(Chart and figure data)

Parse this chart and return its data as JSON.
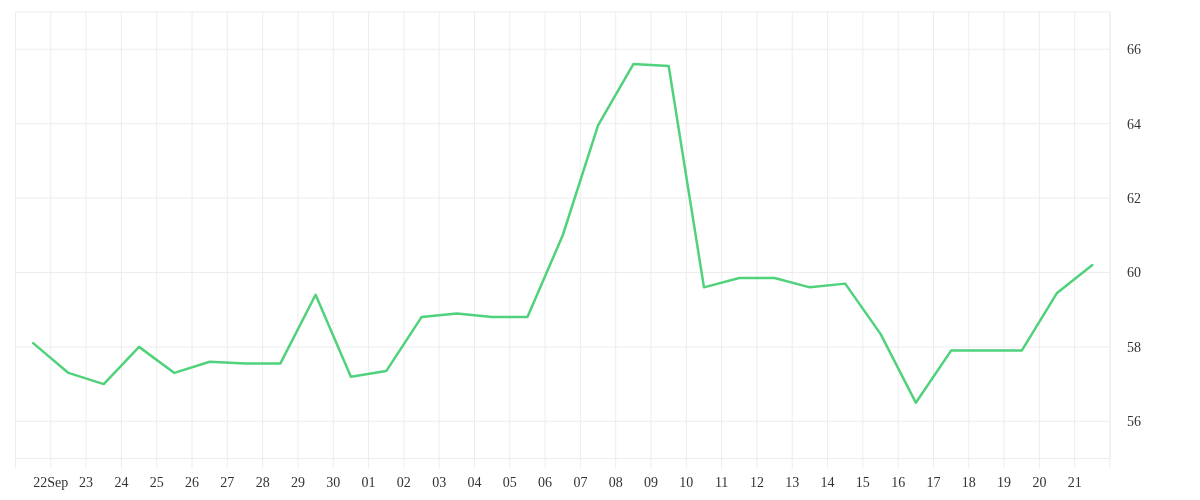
{
  "chart_data": {
    "type": "line",
    "x": [
      "--09-21T12:00",
      "--09-22T12:00",
      "--09-23T12:00",
      "--09-24T12:00",
      "--09-25T12:00",
      "--09-26T12:00",
      "--09-27T12:00",
      "--09-28T12:00",
      "--09-29T12:00",
      "--09-30T12:00",
      "--10-01T12:00",
      "--10-02T12:00",
      "--10-03T12:00",
      "--10-04T12:00",
      "--10-05T12:00",
      "--10-06T12:00",
      "--10-07T12:00",
      "--10-08T12:00",
      "--10-09T12:00",
      "--10-10T12:00",
      "--10-11T12:00",
      "--10-12T12:00",
      "--10-13T12:00",
      "--10-14T12:00",
      "--10-15T12:00",
      "--10-16T12:00",
      "--10-17T12:00",
      "--10-18T12:00",
      "--10-19T12:00",
      "--10-20T12:00",
      "--10-21T12:00"
    ],
    "values": [
      58.1,
      57.3,
      57.0,
      58.0,
      57.3,
      57.6,
      57.55,
      57.55,
      59.4,
      57.2,
      57.35,
      58.8,
      58.9,
      58.8,
      58.8,
      61.0,
      63.95,
      65.6,
      65.55,
      59.6,
      59.85,
      59.85,
      59.6,
      59.7,
      58.35,
      56.5,
      57.9,
      57.9,
      57.9,
      59.45,
      60.2
    ],
    "color": "#4fd27b",
    "xlim": [
      "--09-21",
      "--10-22"
    ],
    "ylim": [
      55,
      67
    ],
    "xticks": [
      {
        "value": "--09-21",
        "label": null
      },
      {
        "value": "--09-22",
        "label": "22Sep"
      },
      {
        "value": "--09-23",
        "label": "23"
      },
      {
        "value": "--09-24",
        "label": "24"
      },
      {
        "value": "--09-25",
        "label": "25"
      },
      {
        "value": "--09-26",
        "label": "26"
      },
      {
        "value": "--09-27",
        "label": "27"
      },
      {
        "value": "--09-28",
        "label": "28"
      },
      {
        "value": "--09-29",
        "label": "29"
      },
      {
        "value": "--09-30",
        "label": "30"
      },
      {
        "value": "--10-01",
        "label": "01"
      },
      {
        "value": "--10-02",
        "label": "02"
      },
      {
        "value": "--10-03",
        "label": "03"
      },
      {
        "value": "--10-04",
        "label": "04"
      },
      {
        "value": "--10-05",
        "label": "05"
      },
      {
        "value": "--10-06",
        "label": "06"
      },
      {
        "value": "--10-07",
        "label": "07"
      },
      {
        "value": "--10-08",
        "label": "08"
      },
      {
        "value": "--10-09",
        "label": "09"
      },
      {
        "value": "--10-10",
        "label": "10"
      },
      {
        "value": "--10-11",
        "label": "11"
      },
      {
        "value": "--10-12",
        "label": "12"
      },
      {
        "value": "--10-13",
        "label": "13"
      },
      {
        "value": "--10-14",
        "label": "14"
      },
      {
        "value": "--10-15",
        "label": "15"
      },
      {
        "value": "--10-16",
        "label": "16"
      },
      {
        "value": "--10-17",
        "label": "17"
      },
      {
        "value": "--10-18",
        "label": "18"
      },
      {
        "value": "--10-19",
        "label": "19"
      },
      {
        "value": "--10-20",
        "label": "20"
      },
      {
        "value": "--10-21",
        "label": "21"
      },
      {
        "value": "--10-22",
        "label": null
      }
    ],
    "yticks": [
      56,
      58,
      60,
      62,
      64,
      66
    ],
    "grid": true
  }
}
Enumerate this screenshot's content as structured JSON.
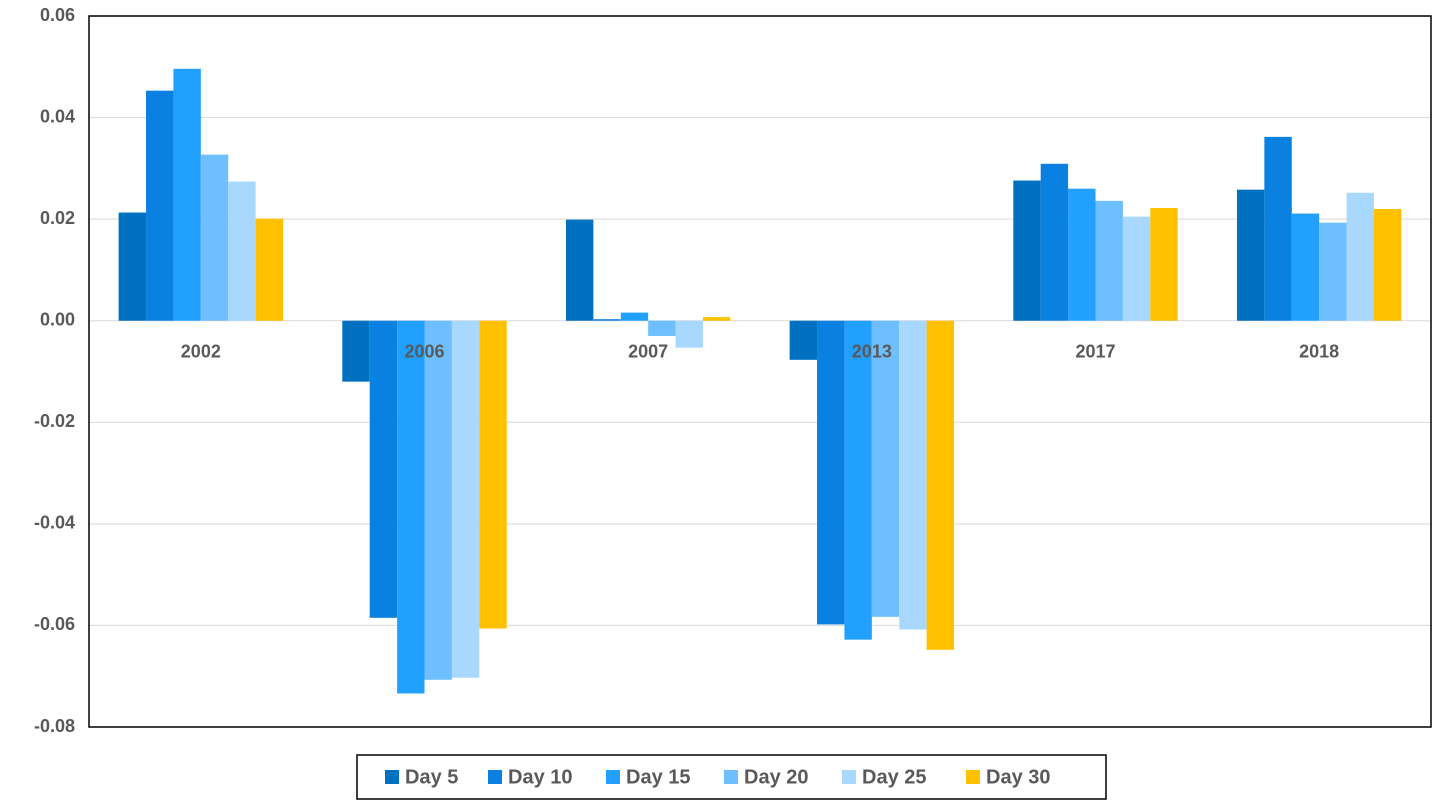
{
  "chart_data": {
    "type": "bar",
    "categories": [
      "2002",
      "2006",
      "2007",
      "2013",
      "2017",
      "2018"
    ],
    "series": [
      {
        "name": "Day 5",
        "color": "#0070c0",
        "values": [
          0.0213,
          -0.012,
          0.0199,
          -0.0077,
          0.0276,
          0.0258
        ]
      },
      {
        "name": "Day 10",
        "color": "#0a80e0",
        "values": [
          0.0453,
          -0.0585,
          0.0003,
          -0.0598,
          0.0309,
          0.0362
        ]
      },
      {
        "name": "Day 15",
        "color": "#21a0ff",
        "values": [
          0.0496,
          -0.0734,
          0.0016,
          -0.0628,
          0.026,
          0.0211
        ]
      },
      {
        "name": "Day 20",
        "color": "#6dbfff",
        "values": [
          0.0327,
          -0.0707,
          -0.003,
          -0.0583,
          0.0236,
          0.0193
        ]
      },
      {
        "name": "Day 25",
        "color": "#a9d8ff",
        "values": [
          0.0274,
          -0.0703,
          -0.0053,
          -0.0608,
          0.0205,
          0.0252
        ]
      },
      {
        "name": "Day 30",
        "color": "#ffc000",
        "values": [
          0.0201,
          -0.0606,
          0.0007,
          -0.0648,
          0.0222,
          0.022
        ]
      }
    ],
    "ylim": [
      -0.08,
      0.06
    ],
    "yticks": [
      -0.08,
      -0.06,
      -0.04,
      -0.02,
      {
        "value": 0,
        "label": "0.00"
      },
      0.02,
      0.04,
      0.06
    ],
    "grid": true,
    "legend": "bottom"
  }
}
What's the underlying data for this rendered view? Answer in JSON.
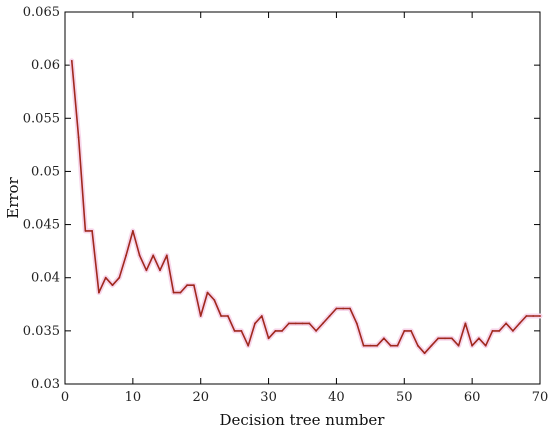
{
  "chart_data": {
    "type": "line",
    "xlabel": "Decision tree number",
    "ylabel": "Error",
    "xlim": [
      0,
      70
    ],
    "ylim": [
      0.03,
      0.065
    ],
    "x_ticks": [
      0,
      10,
      20,
      30,
      40,
      50,
      60,
      70
    ],
    "y_ticks": [
      0.03,
      0.035,
      0.04,
      0.045,
      0.05,
      0.055,
      0.06,
      0.065
    ],
    "x_tick_labels": [
      "0",
      "10",
      "20",
      "30",
      "40",
      "50",
      "60",
      "70"
    ],
    "y_tick_labels": [
      "0.03",
      "0.035",
      "0.04",
      "0.045",
      "0.05",
      "0.055",
      "0.06",
      "0.065"
    ],
    "grid": false,
    "legend": "none",
    "series": [
      {
        "color": "#a0281e",
        "x": [
          1,
          2,
          3,
          4,
          5,
          6,
          7,
          8,
          9,
          10,
          11,
          12,
          13,
          14,
          15,
          16,
          17,
          18,
          19,
          20,
          21,
          22,
          23,
          24,
          25,
          26,
          27,
          28,
          29,
          30,
          31,
          32,
          33,
          34,
          35,
          36,
          37,
          38,
          39,
          40,
          41,
          42,
          43,
          44,
          45,
          46,
          47,
          48,
          49,
          50,
          51,
          52,
          53,
          54,
          55,
          56,
          57,
          58,
          59,
          60,
          61,
          62,
          63,
          64,
          65,
          66,
          67,
          68,
          69,
          70
        ],
        "values": [
          0.0604,
          0.0532,
          0.0444,
          0.0444,
          0.0386,
          0.04,
          0.0393,
          0.04,
          0.0421,
          0.0444,
          0.0421,
          0.0407,
          0.0421,
          0.0407,
          0.0421,
          0.0386,
          0.0386,
          0.0393,
          0.0393,
          0.0364,
          0.0386,
          0.0379,
          0.0364,
          0.0364,
          0.035,
          0.035,
          0.0336,
          0.0357,
          0.0364,
          0.0343,
          0.035,
          0.035,
          0.0357,
          0.0357,
          0.0357,
          0.0357,
          0.035,
          0.0357,
          0.0364,
          0.0371,
          0.0371,
          0.0371,
          0.0357,
          0.0336,
          0.0336,
          0.0336,
          0.0343,
          0.0336,
          0.0336,
          0.035,
          0.035,
          0.0336,
          0.0329,
          0.0336,
          0.0343,
          0.0343,
          0.0343,
          0.0336,
          0.0357,
          0.0336,
          0.0343,
          0.0336,
          0.035,
          0.035,
          0.0357,
          0.035,
          0.0357,
          0.0364,
          0.0364,
          0.0364
        ]
      }
    ]
  }
}
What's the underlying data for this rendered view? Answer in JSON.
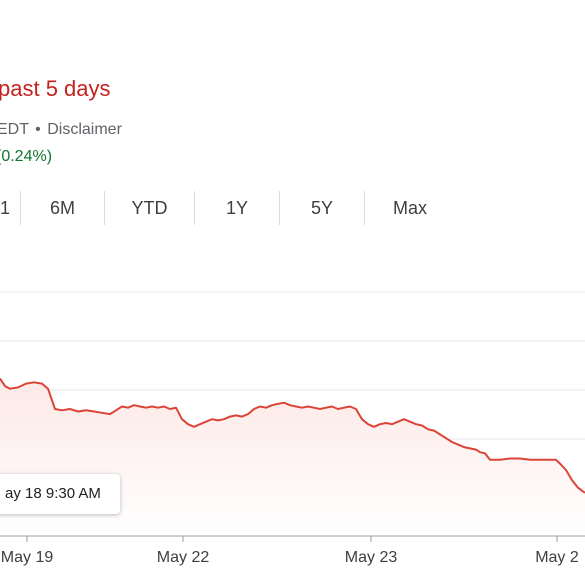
{
  "header": {
    "change_title": "past 5 days",
    "timezone_fragment": "EDT",
    "disclaimer_label": "Disclaimer",
    "change_percent": "0.24%)",
    "change_prefix": "("
  },
  "range_tabs": [
    {
      "label": "1",
      "selected": false
    },
    {
      "label": "6M",
      "selected": false
    },
    {
      "label": "YTD",
      "selected": false
    },
    {
      "label": "1Y",
      "selected": false
    },
    {
      "label": "5Y",
      "selected": false
    },
    {
      "label": "Max",
      "selected": false
    }
  ],
  "tooltip": {
    "text": "ay 18 9:30 AM"
  },
  "colors": {
    "line": "#db4437",
    "negative_text": "#c5221f",
    "positive_text": "#137333",
    "grid": "#e8eaed",
    "axis": "#9aa0a6"
  },
  "chart_data": {
    "type": "area",
    "x_tick_labels": [
      "May 19",
      "May 22",
      "May 23",
      "May 2"
    ],
    "points": [
      [
        0,
        0.62
      ],
      [
        5,
        0.59
      ],
      [
        10,
        0.58
      ],
      [
        18,
        0.585
      ],
      [
        26,
        0.6
      ],
      [
        34,
        0.605
      ],
      [
        42,
        0.6
      ],
      [
        48,
        0.58
      ],
      [
        55,
        0.5
      ],
      [
        62,
        0.495
      ],
      [
        70,
        0.5
      ],
      [
        78,
        0.49
      ],
      [
        86,
        0.495
      ],
      [
        94,
        0.49
      ],
      [
        102,
        0.485
      ],
      [
        110,
        0.48
      ],
      [
        116,
        0.495
      ],
      [
        122,
        0.51
      ],
      [
        128,
        0.505
      ],
      [
        134,
        0.515
      ],
      [
        140,
        0.51
      ],
      [
        146,
        0.505
      ],
      [
        152,
        0.51
      ],
      [
        158,
        0.505
      ],
      [
        164,
        0.51
      ],
      [
        170,
        0.5
      ],
      [
        176,
        0.505
      ],
      [
        182,
        0.46
      ],
      [
        188,
        0.44
      ],
      [
        194,
        0.43
      ],
      [
        200,
        0.44
      ],
      [
        206,
        0.45
      ],
      [
        212,
        0.46
      ],
      [
        218,
        0.455
      ],
      [
        224,
        0.46
      ],
      [
        230,
        0.47
      ],
      [
        236,
        0.475
      ],
      [
        242,
        0.47
      ],
      [
        248,
        0.48
      ],
      [
        254,
        0.5
      ],
      [
        260,
        0.51
      ],
      [
        266,
        0.505
      ],
      [
        272,
        0.515
      ],
      [
        278,
        0.52
      ],
      [
        284,
        0.525
      ],
      [
        290,
        0.515
      ],
      [
        296,
        0.51
      ],
      [
        302,
        0.505
      ],
      [
        308,
        0.51
      ],
      [
        314,
        0.505
      ],
      [
        320,
        0.5
      ],
      [
        326,
        0.505
      ],
      [
        332,
        0.51
      ],
      [
        338,
        0.5
      ],
      [
        344,
        0.505
      ],
      [
        350,
        0.51
      ],
      [
        356,
        0.5
      ],
      [
        362,
        0.46
      ],
      [
        368,
        0.44
      ],
      [
        374,
        0.43
      ],
      [
        380,
        0.44
      ],
      [
        386,
        0.445
      ],
      [
        392,
        0.44
      ],
      [
        398,
        0.45
      ],
      [
        404,
        0.46
      ],
      [
        410,
        0.45
      ],
      [
        416,
        0.44
      ],
      [
        422,
        0.435
      ],
      [
        428,
        0.42
      ],
      [
        434,
        0.415
      ],
      [
        440,
        0.4
      ],
      [
        446,
        0.385
      ],
      [
        452,
        0.37
      ],
      [
        458,
        0.36
      ],
      [
        464,
        0.35
      ],
      [
        470,
        0.345
      ],
      [
        476,
        0.34
      ],
      [
        480,
        0.33
      ],
      [
        485,
        0.325
      ],
      [
        490,
        0.3
      ],
      [
        500,
        0.3
      ],
      [
        510,
        0.305
      ],
      [
        520,
        0.305
      ],
      [
        530,
        0.3
      ],
      [
        540,
        0.3
      ],
      [
        550,
        0.3
      ],
      [
        556,
        0.3
      ],
      [
        560,
        0.285
      ],
      [
        566,
        0.26
      ],
      [
        572,
        0.22
      ],
      [
        578,
        0.19
      ],
      [
        585,
        0.17
      ]
    ],
    "x_range": [
      0,
      585
    ],
    "y_range": [
      0,
      1
    ],
    "grid": true,
    "note_y_units": "unlabeled (no y-axis values visible)"
  }
}
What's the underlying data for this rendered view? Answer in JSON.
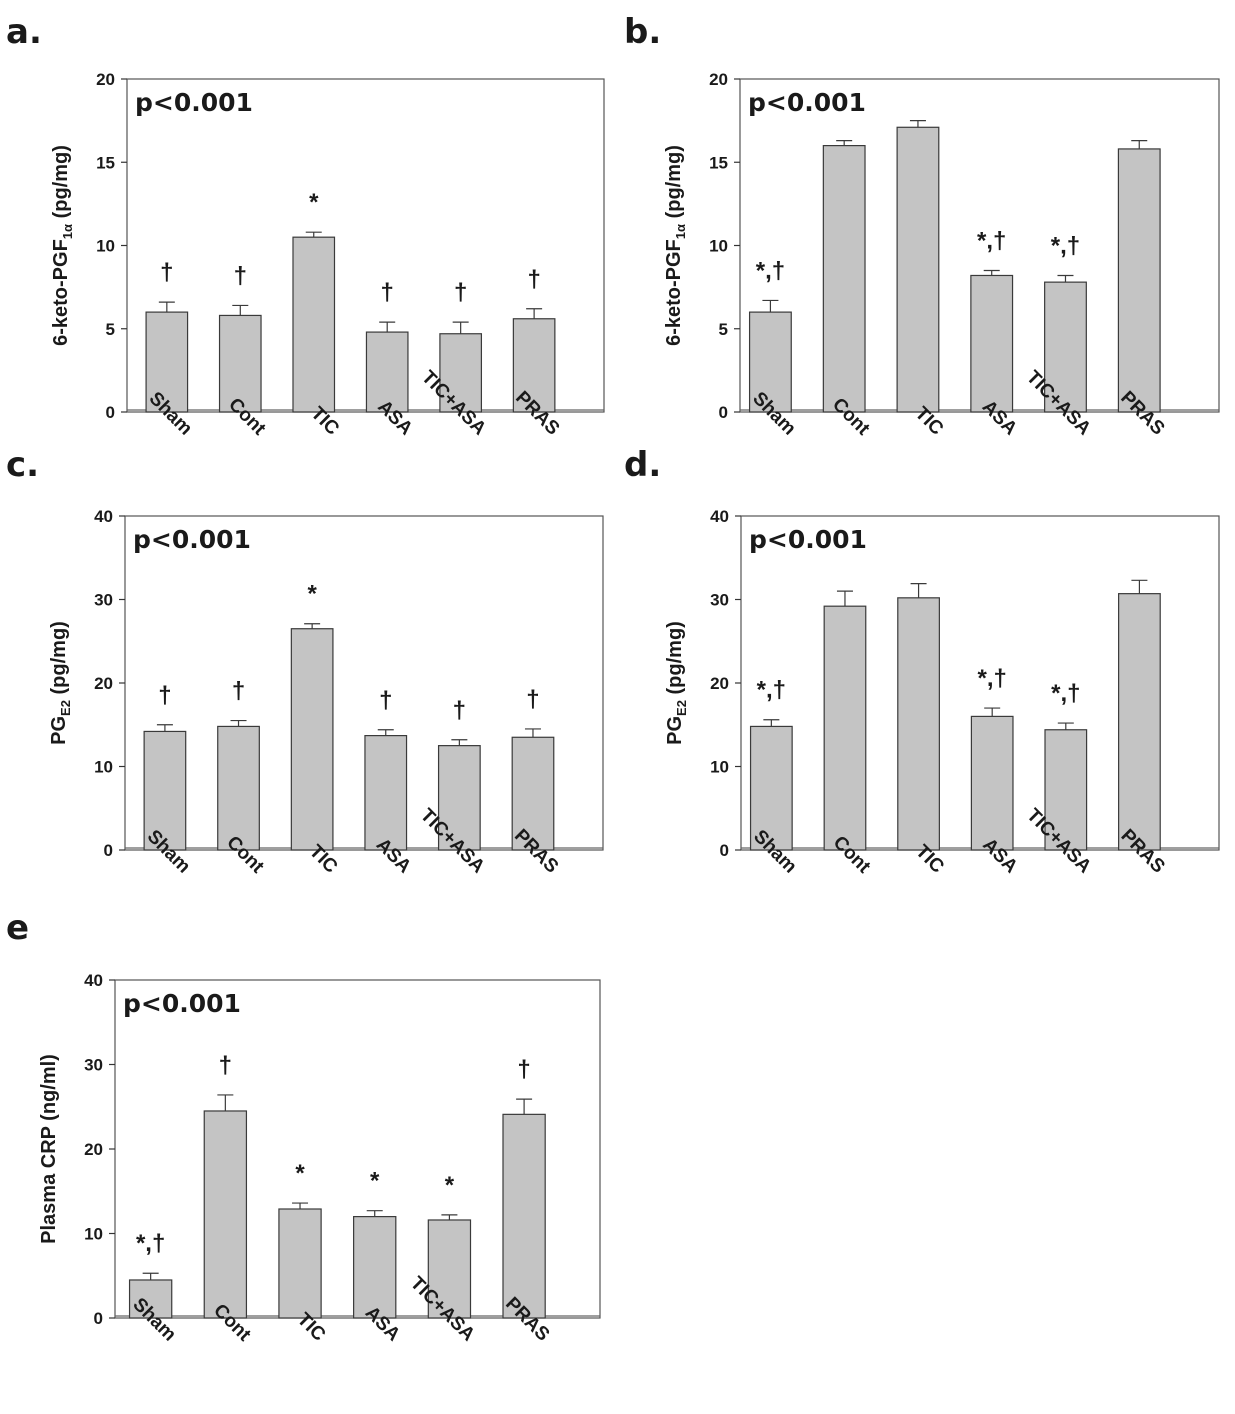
{
  "chart_data": [
    {
      "panel": "a.",
      "type": "bar",
      "categories": [
        "Sham",
        "Cont",
        "TIC",
        "ASA",
        "TIC+ASA",
        "PRAS"
      ],
      "values": [
        6.0,
        5.8,
        10.5,
        4.8,
        4.7,
        5.6
      ],
      "errors": [
        0.6,
        0.6,
        0.3,
        0.6,
        0.7,
        0.6
      ],
      "annotations": [
        "†",
        "†",
        "*",
        "†",
        "†",
        "†"
      ],
      "ylabel_main": "6-keto-PGF",
      "ylabel_sub": "1α",
      "ylabel_unit": " (pg/mg)",
      "ylim": [
        0,
        20
      ],
      "yticks": [
        0,
        5,
        10,
        15,
        20
      ],
      "pvalue": "p<0.001"
    },
    {
      "panel": "b.",
      "type": "bar",
      "categories": [
        "Sham",
        "Cont",
        "TIC",
        "ASA",
        "TIC+ASA",
        "PRAS"
      ],
      "values": [
        6.0,
        16.0,
        17.1,
        8.2,
        7.8,
        15.8
      ],
      "errors": [
        0.7,
        0.3,
        0.4,
        0.3,
        0.4,
        0.5
      ],
      "annotations": [
        "*,†",
        "",
        "",
        "*,†",
        "*,†",
        ""
      ],
      "ylabel_main": "6-keto-PGF",
      "ylabel_sub": "1α",
      "ylabel_unit": " (pg/mg)",
      "ylim": [
        0,
        20
      ],
      "yticks": [
        0,
        5,
        10,
        15,
        20
      ],
      "pvalue": "p<0.001"
    },
    {
      "panel": "c.",
      "type": "bar",
      "categories": [
        "Sham",
        "Cont",
        "TIC",
        "ASA",
        "TIC+ASA",
        "PRAS"
      ],
      "values": [
        14.2,
        14.8,
        26.5,
        13.7,
        12.5,
        13.5
      ],
      "errors": [
        0.8,
        0.7,
        0.6,
        0.7,
        0.7,
        1.0
      ],
      "annotations": [
        "†",
        "†",
        "*",
        "†",
        "†",
        "†"
      ],
      "ylabel_main": "PG",
      "ylabel_sub": "E2",
      "ylabel_unit": " (pg/mg)",
      "ylim": [
        0,
        40
      ],
      "yticks": [
        0,
        10,
        20,
        30,
        40
      ],
      "pvalue": "p<0.001"
    },
    {
      "panel": "d.",
      "type": "bar",
      "categories": [
        "Sham",
        "Cont",
        "TIC",
        "ASA",
        "TIC+ASA",
        "PRAS"
      ],
      "values": [
        14.8,
        29.2,
        30.2,
        16.0,
        14.4,
        30.7
      ],
      "errors": [
        0.8,
        1.8,
        1.7,
        1.0,
        0.8,
        1.6
      ],
      "annotations": [
        "*,†",
        "",
        "",
        "*,†",
        "*,†",
        ""
      ],
      "ylabel_main": "PG",
      "ylabel_sub": "E2",
      "ylabel_unit": " (pg/mg)",
      "ylim": [
        0,
        40
      ],
      "yticks": [
        0,
        10,
        20,
        30,
        40
      ],
      "pvalue": "p<0.001"
    },
    {
      "panel": "e",
      "type": "bar",
      "categories": [
        "Sham",
        "Cont",
        "TIC",
        "ASA",
        "TIC+ASA",
        "PRAS"
      ],
      "values": [
        4.5,
        24.5,
        12.9,
        12.0,
        11.6,
        24.1
      ],
      "errors": [
        0.8,
        1.9,
        0.7,
        0.7,
        0.6,
        1.8
      ],
      "annotations": [
        "*,†",
        "†",
        "*",
        "*",
        "*",
        "†"
      ],
      "ylabel_main": "Plasma CRP (ng/ml)",
      "ylabel_sub": "",
      "ylabel_unit": "",
      "ylim": [
        0,
        40
      ],
      "yticks": [
        0,
        10,
        20,
        30,
        40
      ],
      "pvalue": "p<0.001"
    }
  ]
}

**Task objective**
Tell how many lines hold the string "panel", giving the number and nothing else.

**Written reply**
5